GOAL
Every line below should be copied exactly; drop the pictures.

***** RECORDS FOR THIS EXERCISE *****

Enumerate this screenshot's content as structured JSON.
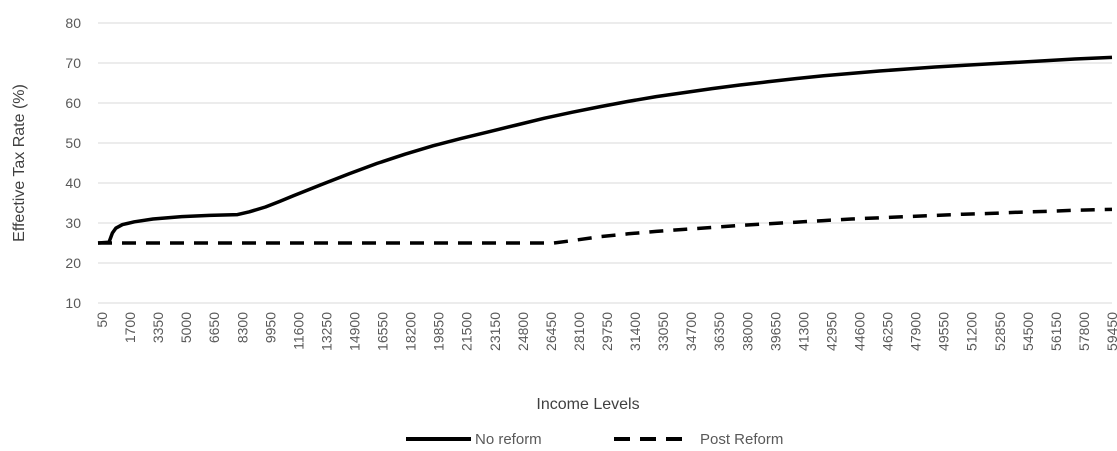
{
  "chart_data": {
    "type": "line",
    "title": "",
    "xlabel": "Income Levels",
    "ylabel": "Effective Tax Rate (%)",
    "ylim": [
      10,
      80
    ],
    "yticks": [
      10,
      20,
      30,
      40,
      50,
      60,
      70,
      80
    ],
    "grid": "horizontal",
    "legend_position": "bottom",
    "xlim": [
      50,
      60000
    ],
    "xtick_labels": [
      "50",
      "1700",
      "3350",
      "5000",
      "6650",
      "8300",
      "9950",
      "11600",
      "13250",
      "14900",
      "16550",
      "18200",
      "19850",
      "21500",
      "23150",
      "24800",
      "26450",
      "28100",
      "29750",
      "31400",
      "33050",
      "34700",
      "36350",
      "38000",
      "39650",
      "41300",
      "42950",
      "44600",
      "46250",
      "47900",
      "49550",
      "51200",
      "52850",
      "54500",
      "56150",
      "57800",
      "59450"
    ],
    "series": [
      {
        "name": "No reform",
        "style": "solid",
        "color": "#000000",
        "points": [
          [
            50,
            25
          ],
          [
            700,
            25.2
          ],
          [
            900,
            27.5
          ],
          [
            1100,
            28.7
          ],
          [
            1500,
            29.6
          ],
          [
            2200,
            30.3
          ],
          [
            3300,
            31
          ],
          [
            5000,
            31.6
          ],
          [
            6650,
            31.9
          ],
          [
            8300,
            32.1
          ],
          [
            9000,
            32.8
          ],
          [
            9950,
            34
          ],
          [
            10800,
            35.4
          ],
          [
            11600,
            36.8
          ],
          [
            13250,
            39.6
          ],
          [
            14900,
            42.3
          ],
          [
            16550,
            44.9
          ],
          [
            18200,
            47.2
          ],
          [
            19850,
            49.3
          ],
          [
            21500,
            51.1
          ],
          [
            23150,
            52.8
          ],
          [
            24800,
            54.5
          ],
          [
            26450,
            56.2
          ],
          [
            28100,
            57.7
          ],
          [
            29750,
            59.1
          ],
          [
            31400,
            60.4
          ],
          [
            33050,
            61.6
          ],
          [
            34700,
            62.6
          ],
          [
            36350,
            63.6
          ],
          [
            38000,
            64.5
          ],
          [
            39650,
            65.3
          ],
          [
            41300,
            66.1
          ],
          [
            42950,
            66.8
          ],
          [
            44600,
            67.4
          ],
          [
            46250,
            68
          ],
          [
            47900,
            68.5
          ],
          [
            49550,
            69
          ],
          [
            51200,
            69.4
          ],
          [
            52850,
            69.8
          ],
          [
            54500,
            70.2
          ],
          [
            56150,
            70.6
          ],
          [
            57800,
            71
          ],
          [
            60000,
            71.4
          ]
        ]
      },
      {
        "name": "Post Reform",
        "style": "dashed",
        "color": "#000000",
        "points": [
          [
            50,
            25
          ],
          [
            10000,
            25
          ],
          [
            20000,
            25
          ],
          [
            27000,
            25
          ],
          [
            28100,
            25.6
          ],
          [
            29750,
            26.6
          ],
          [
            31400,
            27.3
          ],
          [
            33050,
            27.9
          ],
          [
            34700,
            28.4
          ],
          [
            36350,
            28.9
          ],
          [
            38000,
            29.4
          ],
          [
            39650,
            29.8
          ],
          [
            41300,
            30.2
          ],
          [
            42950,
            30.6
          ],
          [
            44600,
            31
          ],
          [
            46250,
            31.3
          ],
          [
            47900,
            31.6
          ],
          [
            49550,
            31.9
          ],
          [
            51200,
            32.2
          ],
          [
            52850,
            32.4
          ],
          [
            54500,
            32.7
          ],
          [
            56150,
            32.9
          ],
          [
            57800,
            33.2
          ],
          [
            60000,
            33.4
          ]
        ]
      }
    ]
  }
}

*****

SOLUTION TO THE PROBLEM
Enumerate this screenshot's content as structured JSON.
{
  "chart_data": {
    "type": "line",
    "title": "",
    "xlabel": "Income Levels",
    "ylabel": "Effective Tax Rate (%)",
    "ylim": [
      10,
      80
    ],
    "yticks": [
      10,
      20,
      30,
      40,
      50,
      60,
      70,
      80
    ],
    "grid": "horizontal",
    "legend_position": "bottom",
    "xlim": [
      50,
      60000
    ],
    "xtick_labels": [
      "50",
      "1700",
      "3350",
      "5000",
      "6650",
      "8300",
      "9950",
      "11600",
      "13250",
      "14900",
      "16550",
      "18200",
      "19850",
      "21500",
      "23150",
      "24800",
      "26450",
      "28100",
      "29750",
      "31400",
      "33050",
      "34700",
      "36350",
      "38000",
      "39650",
      "41300",
      "42950",
      "44600",
      "46250",
      "47900",
      "49550",
      "51200",
      "52850",
      "54500",
      "56150",
      "57800",
      "59450"
    ],
    "series": [
      {
        "name": "No reform",
        "style": "solid",
        "color": "#000000",
        "points": [
          [
            50,
            25
          ],
          [
            700,
            25.2
          ],
          [
            900,
            27.5
          ],
          [
            1100,
            28.7
          ],
          [
            1500,
            29.6
          ],
          [
            2200,
            30.3
          ],
          [
            3300,
            31
          ],
          [
            5000,
            31.6
          ],
          [
            6650,
            31.9
          ],
          [
            8300,
            32.1
          ],
          [
            9000,
            32.8
          ],
          [
            9950,
            34
          ],
          [
            10800,
            35.4
          ],
          [
            11600,
            36.8
          ],
          [
            13250,
            39.6
          ],
          [
            14900,
            42.3
          ],
          [
            16550,
            44.9
          ],
          [
            18200,
            47.2
          ],
          [
            19850,
            49.3
          ],
          [
            21500,
            51.1
          ],
          [
            23150,
            52.8
          ],
          [
            24800,
            54.5
          ],
          [
            26450,
            56.2
          ],
          [
            28100,
            57.7
          ],
          [
            29750,
            59.1
          ],
          [
            31400,
            60.4
          ],
          [
            33050,
            61.6
          ],
          [
            34700,
            62.6
          ],
          [
            36350,
            63.6
          ],
          [
            38000,
            64.5
          ],
          [
            39650,
            65.3
          ],
          [
            41300,
            66.1
          ],
          [
            42950,
            66.8
          ],
          [
            44600,
            67.4
          ],
          [
            46250,
            68
          ],
          [
            47900,
            68.5
          ],
          [
            49550,
            69
          ],
          [
            51200,
            69.4
          ],
          [
            52850,
            69.8
          ],
          [
            54500,
            70.2
          ],
          [
            56150,
            70.6
          ],
          [
            57800,
            71
          ],
          [
            60000,
            71.4
          ]
        ]
      },
      {
        "name": "Post Reform",
        "style": "dashed",
        "color": "#000000",
        "points": [
          [
            50,
            25
          ],
          [
            10000,
            25
          ],
          [
            20000,
            25
          ],
          [
            27000,
            25
          ],
          [
            28100,
            25.6
          ],
          [
            29750,
            26.6
          ],
          [
            31400,
            27.3
          ],
          [
            33050,
            27.9
          ],
          [
            34700,
            28.4
          ],
          [
            36350,
            28.9
          ],
          [
            38000,
            29.4
          ],
          [
            39650,
            29.8
          ],
          [
            41300,
            30.2
          ],
          [
            42950,
            30.6
          ],
          [
            44600,
            31
          ],
          [
            46250,
            31.3
          ],
          [
            47900,
            31.6
          ],
          [
            49550,
            31.9
          ],
          [
            51200,
            32.2
          ],
          [
            52850,
            32.4
          ],
          [
            54500,
            32.7
          ],
          [
            56150,
            32.9
          ],
          [
            57800,
            33.2
          ],
          [
            60000,
            33.4
          ]
        ]
      }
    ]
  }
}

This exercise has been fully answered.